In Texas, the question of how to teach about evolution is on the table again.
The state’s board of education is considering removing a group of standards that encourage teachers to examine scientific evidence for evolution with a critical eye, the Austin American-Statesman reports.
The standards were adopted in 2009 after a debate that drew national attention.
The standards in question don’t specifically ask teachers to analyze the “strengths and weaknesses” of evolutionary theory, as did a previous set of Texas science standards. But they were called out for using unscientific language.
In practice, the standards drew complaints from teachers, who said they were unwieldy, the Statesman reports. The state’s board took a preliminary vote to remove the four standards in July, and tasked a committee with streamlining the state’s science standards.

════════════════

(WRITTEN EXERCISE): Pick up the article on Texas science standards for teaching evolution where it stops, adding the paragraphs that come next.

(LISTED RECORDS):
════════════════

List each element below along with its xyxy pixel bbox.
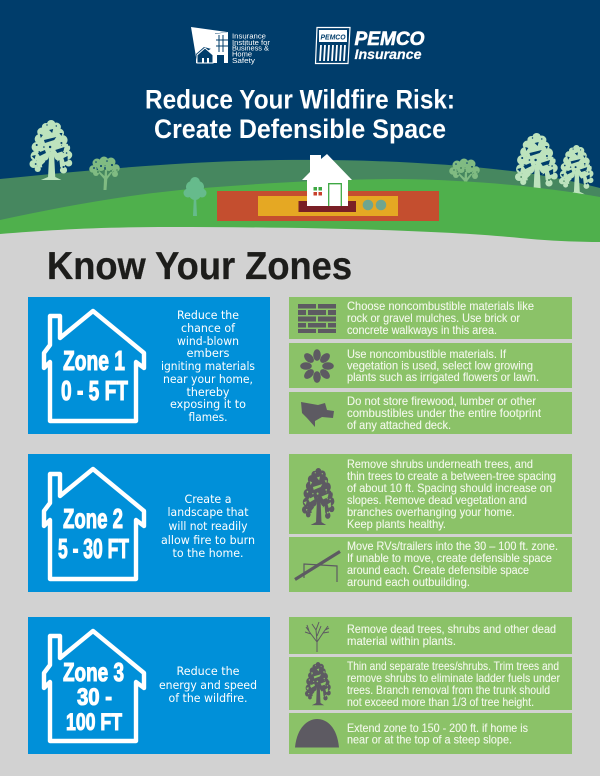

════════════════

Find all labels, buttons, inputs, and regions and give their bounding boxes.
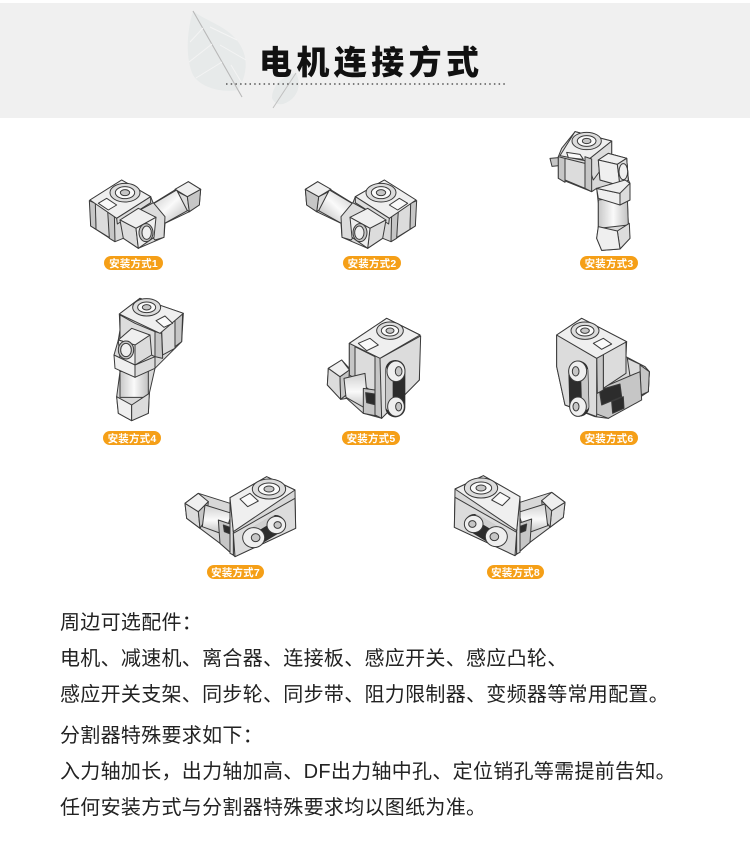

════════════════

(OUTPUT):
But the committee’s recommendations are controversial. Evolution News and Views writes that dropping the standards means dropping “quality science” from the state’s curriculum. And one committee member, Baylor University chemistry professor Chuck Garner, told the Statesman that the standards don’t invite junk science into the classroom and that the committee is waging a political war.
The state’s board is already involved in a political war about a new textbook that’s been proposed for use in a Mexican-American studies high school course. The book has been decried for racist language.
The board’s next meeting is in November.
Texas isn’t the only state where the teaching of evolution remains controversial. Earlier this year, Louisiana’s legislature voted not to repeal a law that asks schools to give equal weight to evolution and creationism. And evolution was a hot topic when South Dakota was debating whether to adopt new science standards in 2015.
- Evolution Coverage Improves, Review Finds (2009)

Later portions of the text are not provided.